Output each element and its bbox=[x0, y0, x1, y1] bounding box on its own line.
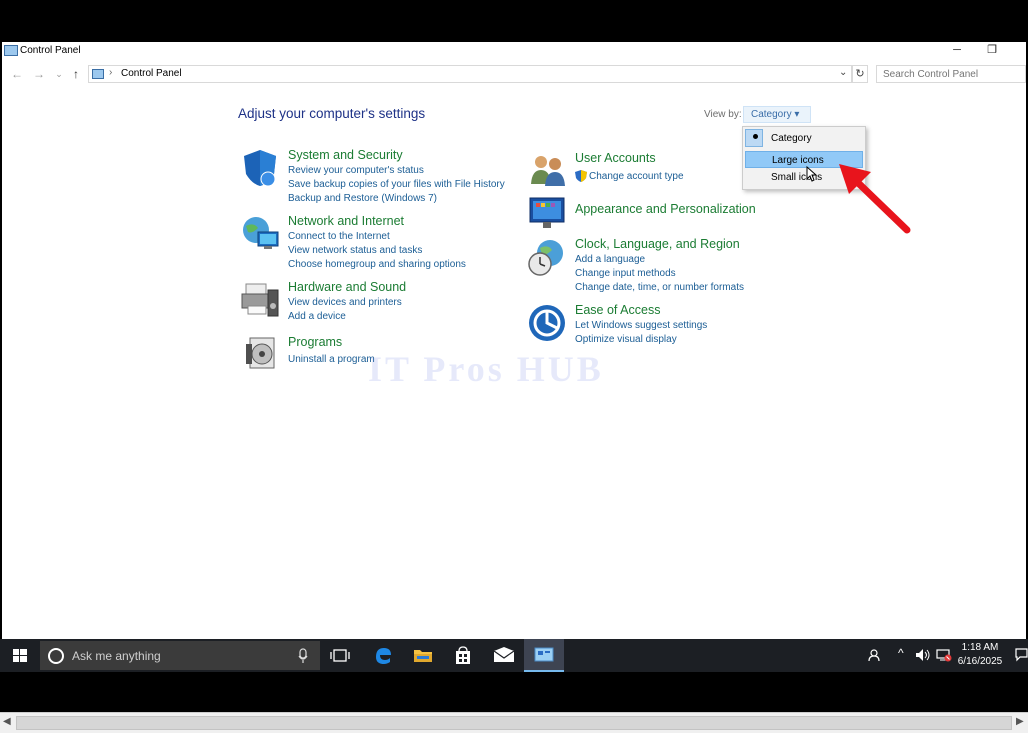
clock-language-region-link[interactable]: Clock, Language, and Region bbox=[575, 237, 740, 251]
backup-restore-link[interactable]: Backup and Restore (Windows 7) bbox=[288, 192, 437, 206]
cortana-search-box[interactable]: Ask me anything bbox=[40, 641, 320, 670]
clock[interactable]: 1:18 AM 6/16/2025 bbox=[950, 641, 1010, 669]
control-panel-window: Control Panel ─ ❐ ← → ⌄ ↑ › Control Pane… bbox=[2, 42, 1026, 639]
mouse-cursor-icon bbox=[806, 166, 818, 182]
user-accounts-link[interactable]: User Accounts bbox=[575, 151, 656, 165]
scrollbar-thumb[interactable] bbox=[16, 716, 1012, 730]
edge-browser-icon[interactable] bbox=[373, 645, 393, 665]
minimize-button[interactable]: ─ bbox=[947, 42, 967, 60]
windows-start-icon[interactable] bbox=[0, 639, 40, 672]
up-arrow-icon[interactable]: ↑ bbox=[67, 65, 85, 83]
red-arrow-annotation-icon bbox=[839, 164, 911, 234]
control-panel-icon bbox=[534, 647, 554, 662]
page-title: Adjust your computer's settings bbox=[238, 106, 426, 121]
taskbar: Ask me anything ^ 1:18 AM 6/16/2025 bbox=[0, 639, 1028, 672]
appearance-personalization-link[interactable]: Appearance and Personalization bbox=[575, 202, 756, 216]
watermark: IT Pros HUB bbox=[368, 349, 604, 389]
hardware-and-sound-link[interactable]: Hardware and Sound bbox=[288, 280, 406, 294]
show-hidden-icons-chevron-icon[interactable]: ^ bbox=[898, 646, 904, 660]
uac-shield-icon bbox=[575, 170, 587, 182]
volume-icon[interactable] bbox=[915, 648, 931, 662]
address-dropdown-chevron-icon[interactable]: ⌄ bbox=[839, 67, 847, 78]
system-and-security-link[interactable]: System and Security bbox=[288, 148, 403, 162]
scroll-right-arrow-icon[interactable]: ▶ bbox=[1016, 716, 1024, 727]
address-bar[interactable]: › Control Panel ⌄ bbox=[88, 65, 852, 83]
file-history-link[interactable]: Save backup copies of your files with Fi… bbox=[288, 178, 505, 192]
taskbar-control-panel[interactable] bbox=[524, 639, 564, 672]
view-by-label: View by: bbox=[704, 109, 742, 120]
cortana-placeholder: Ask me anything bbox=[72, 649, 161, 663]
people-icon[interactable] bbox=[868, 648, 882, 662]
store-icon[interactable] bbox=[453, 645, 473, 665]
programs-link[interactable]: Programs bbox=[288, 335, 342, 349]
forward-arrow-icon[interactable]: → bbox=[30, 65, 48, 83]
breadcrumb-control-panel[interactable]: Control Panel bbox=[121, 68, 182, 79]
title-bar: Control Panel ─ ❐ bbox=[2, 42, 1026, 62]
clock-globe-icon[interactable] bbox=[526, 238, 568, 278]
review-status-link[interactable]: Review your computer's status bbox=[288, 164, 424, 178]
add-device-link[interactable]: Add a device bbox=[288, 310, 346, 324]
scroll-left-arrow-icon[interactable]: ◀ bbox=[3, 716, 11, 727]
clock-date: 6/16/2025 bbox=[957, 656, 1003, 667]
menu-item-category[interactable]: Category bbox=[745, 130, 863, 147]
network-and-internet-link[interactable]: Network and Internet bbox=[288, 214, 404, 228]
horizontal-scrollbar[interactable]: ◀ ▶ bbox=[0, 712, 1028, 733]
network-globe-icon[interactable] bbox=[240, 214, 280, 254]
change-account-type-link[interactable]: Change account type bbox=[589, 170, 684, 184]
navigation-bar: ← → ⌄ ↑ › Control Panel ⌄ ↻ bbox=[2, 63, 1026, 87]
back-arrow-icon[interactable]: ← bbox=[8, 65, 26, 83]
add-language-link[interactable]: Add a language bbox=[575, 253, 645, 267]
devices-printers-link[interactable]: View devices and printers bbox=[288, 296, 402, 310]
clock-time: 1:18 AM bbox=[961, 642, 999, 653]
microphone-icon[interactable] bbox=[298, 648, 308, 664]
network-status-link[interactable]: View network status and tasks bbox=[288, 244, 422, 258]
mail-icon[interactable] bbox=[493, 647, 515, 663]
file-explorer-icon[interactable] bbox=[413, 646, 433, 664]
recent-locations-chevron-icon[interactable]: ⌄ bbox=[50, 65, 68, 83]
homegroup-link[interactable]: Choose homegroup and sharing options bbox=[288, 258, 466, 272]
restore-button[interactable]: ❐ bbox=[982, 42, 1002, 60]
appearance-monitor-icon[interactable] bbox=[528, 194, 568, 232]
uninstall-program-link[interactable]: Uninstall a program bbox=[288, 353, 375, 367]
user-accounts-icon[interactable] bbox=[528, 152, 568, 188]
bottom-black-border bbox=[0, 672, 1028, 712]
control-panel-icon bbox=[4, 45, 18, 56]
view-by-dropdown[interactable]: Category ▾ bbox=[743, 106, 811, 123]
task-view-icon[interactable] bbox=[330, 647, 350, 664]
control-panel-icon bbox=[92, 69, 104, 79]
window-title: Control Panel bbox=[20, 45, 81, 56]
top-black-border bbox=[0, 0, 1028, 42]
search-input[interactable] bbox=[876, 65, 1026, 83]
programs-disc-icon[interactable] bbox=[242, 334, 282, 374]
ease-of-access-link[interactable]: Ease of Access bbox=[575, 303, 660, 317]
cortana-icon bbox=[48, 648, 64, 664]
ease-of-access-icon[interactable] bbox=[528, 304, 566, 342]
printer-icon[interactable] bbox=[240, 280, 280, 320]
suggest-settings-link[interactable]: Let Windows suggest settings bbox=[575, 319, 707, 333]
change-input-methods-link[interactable]: Change input methods bbox=[575, 267, 676, 281]
connect-internet-link[interactable]: Connect to the Internet bbox=[288, 230, 390, 244]
shield-icon[interactable] bbox=[240, 148, 280, 188]
action-center-icon[interactable] bbox=[1015, 648, 1028, 662]
optimize-display-link[interactable]: Optimize visual display bbox=[575, 333, 677, 347]
breadcrumb-separator-icon[interactable]: › bbox=[109, 67, 112, 78]
change-formats-link[interactable]: Change date, time, or number formats bbox=[575, 281, 744, 295]
refresh-icon[interactable]: ↻ bbox=[852, 65, 868, 83]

........

Task directions
Change "Ask me anything" to "Type here to search" everywhere it occurs in the entries, starting with the line that contains "clock-language-region-link[interactable]: Clock, Language, and" and going on through the line that contains "taskbar: Ask me". Give back only those lines, with nothing else altered.

Expected answer
clock-language-region-link[interactable]: Clock, Language, and Region bbox=[575, 237, 740, 251]
backup-restore-link[interactable]: Backup and Restore (Windows 7) bbox=[288, 192, 437, 206]
cortana-search-box[interactable]: Type here to search bbox=[40, 641, 320, 670]
clock[interactable]: 1:18 AM 6/16/2025 bbox=[950, 641, 1010, 669]
control-panel-window: Control Panel ─ ❐ ← → ⌄ ↑ › Control Pane… bbox=[2, 42, 1026, 639]
mouse-cursor-icon bbox=[806, 166, 818, 182]
user-accounts-link[interactable]: User Accounts bbox=[575, 151, 656, 165]
scrollbar-thumb[interactable] bbox=[16, 716, 1012, 730]
edge-browser-icon[interactable] bbox=[373, 645, 393, 665]
minimize-button[interactable]: ─ bbox=[947, 42, 967, 60]
windows-start-icon[interactable] bbox=[0, 639, 40, 672]
up-arrow-icon[interactable]: ↑ bbox=[67, 65, 85, 83]
red-arrow-annotation-icon bbox=[839, 164, 911, 234]
control-panel-icon bbox=[534, 647, 554, 662]
page-title: Adjust your computer's settings bbox=[238, 106, 426, 121]
taskbar: Type here to search ^ 1:18 AM 6/16/2025 bbox=[0, 639, 1028, 672]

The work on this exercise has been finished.